REQUIRED TASKS:
1. Answer these questions using the Phenom 300E article:
(a) Which three authorities certified the 300E?
(b) How many Phenom 300s have entered service since the first delivery in 2009?
(c) Which aircraft does the Bossa Nova interior borrow features from?
2. Carry on the Phenom 300E article from its last sentence.

SELECTED PASSAGE:
Embraer’s new Phenom 300E received triple certification from Brazil’s ANAC, the FAA, and EASA in late March, about a month after I flew the high-performance jet at Embraer Executive Jets’ U.S. facility in Melbourne, Florida. It was an excellent opportunity to experience the 300E’s faster top speed, upgraded avionics, and improved cabin.
The Phenom 300 has been a best-selling light jet for the past seven years, with more than 540 entering service since the first delivery in 2009. Its competitors are Cessna’s Citation CJ3+ and CJ4, the Learjet 75, and Pilatus's PC-24.
In 2018, Embraer upgraded the Phenom 300 with the E package, adding new features to the cabin such as the upper tech panel for the Lufthansa Technik nice cabin management system and other comfort elements. What’s new in the updated $9.65 million 300E's cabin is the availability of the Bossa Nova interior, which takes features from the Praetor 600, such as Ipanema stitching and details, carbon-fiber accents, piano black veneer, accent leather, and gold-plating. The new interior is also now much quieter, thanks to engineering changes to mechanical components that improve noise characteristics. During the flight, I stepped back into the cabin and experienced the quiet atmosphere.

[Layout annotation records]
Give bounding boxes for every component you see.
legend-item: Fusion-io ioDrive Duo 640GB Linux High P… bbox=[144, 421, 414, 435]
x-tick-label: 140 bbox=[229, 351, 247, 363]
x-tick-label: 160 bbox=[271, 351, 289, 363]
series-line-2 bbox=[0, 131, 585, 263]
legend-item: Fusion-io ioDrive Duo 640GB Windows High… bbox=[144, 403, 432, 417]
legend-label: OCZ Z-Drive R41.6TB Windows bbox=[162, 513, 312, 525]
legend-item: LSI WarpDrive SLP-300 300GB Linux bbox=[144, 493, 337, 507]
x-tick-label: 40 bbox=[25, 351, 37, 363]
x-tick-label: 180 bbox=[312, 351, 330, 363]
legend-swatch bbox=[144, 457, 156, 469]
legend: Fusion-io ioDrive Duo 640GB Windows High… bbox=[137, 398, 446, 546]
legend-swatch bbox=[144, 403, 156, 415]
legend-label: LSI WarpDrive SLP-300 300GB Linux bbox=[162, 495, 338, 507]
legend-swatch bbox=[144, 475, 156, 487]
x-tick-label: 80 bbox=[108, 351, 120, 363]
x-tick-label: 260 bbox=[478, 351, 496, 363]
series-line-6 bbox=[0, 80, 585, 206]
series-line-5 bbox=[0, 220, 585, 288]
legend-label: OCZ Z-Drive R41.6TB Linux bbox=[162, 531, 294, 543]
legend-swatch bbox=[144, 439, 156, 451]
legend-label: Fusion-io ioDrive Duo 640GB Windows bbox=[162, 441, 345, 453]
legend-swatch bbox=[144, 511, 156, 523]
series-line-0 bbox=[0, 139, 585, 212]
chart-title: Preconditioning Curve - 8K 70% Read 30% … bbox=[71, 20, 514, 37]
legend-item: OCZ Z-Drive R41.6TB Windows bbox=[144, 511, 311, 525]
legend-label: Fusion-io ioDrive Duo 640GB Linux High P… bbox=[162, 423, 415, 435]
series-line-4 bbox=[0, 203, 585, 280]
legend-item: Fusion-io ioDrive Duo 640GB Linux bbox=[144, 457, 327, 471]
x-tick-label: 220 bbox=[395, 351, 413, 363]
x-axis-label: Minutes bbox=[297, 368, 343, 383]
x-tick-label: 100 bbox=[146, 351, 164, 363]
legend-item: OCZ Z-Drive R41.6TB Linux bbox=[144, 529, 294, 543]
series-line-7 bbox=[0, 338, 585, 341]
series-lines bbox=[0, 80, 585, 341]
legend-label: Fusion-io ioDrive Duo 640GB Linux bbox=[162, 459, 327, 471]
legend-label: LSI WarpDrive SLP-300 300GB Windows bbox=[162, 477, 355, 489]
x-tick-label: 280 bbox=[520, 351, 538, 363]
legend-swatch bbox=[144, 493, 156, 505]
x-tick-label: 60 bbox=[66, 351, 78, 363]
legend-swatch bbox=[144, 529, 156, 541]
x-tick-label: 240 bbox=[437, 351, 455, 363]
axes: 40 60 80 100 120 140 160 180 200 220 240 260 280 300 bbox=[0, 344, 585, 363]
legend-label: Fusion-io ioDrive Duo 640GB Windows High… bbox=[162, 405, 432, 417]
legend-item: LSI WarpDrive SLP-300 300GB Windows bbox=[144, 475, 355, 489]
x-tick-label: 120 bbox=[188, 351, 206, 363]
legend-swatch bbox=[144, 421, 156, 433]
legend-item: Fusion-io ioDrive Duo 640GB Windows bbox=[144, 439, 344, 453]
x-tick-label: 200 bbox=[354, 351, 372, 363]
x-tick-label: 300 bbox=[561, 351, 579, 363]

ANSWERS TO THE PROBLEMS:
1.
(a) Brazil's ANAC, the FAA, and EASA
(b) More than 540
(c) The Praetor 600

2.
Sound-suppression improvements include new thermal-acoustic insulation, which lowers the high-pitch tone of the engines during climb by minimizing the blade-passing frequency perceived in the cabin, according to Embraer. Engineers also redesigned three check valves, with new valve geometry and materials that eliminate metallic flapper noise during descent and final approach. A new muffler in the vapor-cycle air-conditioning system eliminates noise from the condenser fan, which previously could be heard during approach; it also reduces noise from the system when it's running on the ground.
The 300E is available with three interior layouts. The maximum number of occupants in an available layout is 11 (one pilot, 10 passengers), and this includes a belted lavatory seat and a two-place divan opposite the main entry door. If that divan is replaced with a single seat, the total drops to 10. For nine occupants, the seat opposite the entry door is replaced with storage/galley features.
Another improvement for pilots and passengers is upgrading the airborne connectivity to Gogo’s Avance L5 air-to-ground system, which offers much faster service in the U.S. and many areas in Canada, allowing streaming of movies, emails with attachments, and Gogo’s Text & Talk service. Avance L5 does require two rather large antennas mounted on the bottom of the fuselage, but the faster service makes these worthwhile.
The most significant change in the new Phenom 300E is the more powerful Pratt & Whitney PW535E1 engines with 3,478 pounds of thrust, up by 118 pounds per engine. The increased power means faster time to climb and a new top speed of Mach .80 or 464 knots true airspeed, up from Mach .78 and 446 knots. The power increase was done via a software change to the engine’s full authority digital electronic engine controls, thanks to some extra power margin built into the engine. Time to climb to the maximum altitude of FL450, which can be done directly, is 24 minutes, one minute less than the previous 300E.
Embraer engineers were able to carve out extra fuel volume, and the 300E carries another 50 pounds, boosting maximum range to more than 2,100 nautical miles at long-range cruise speed.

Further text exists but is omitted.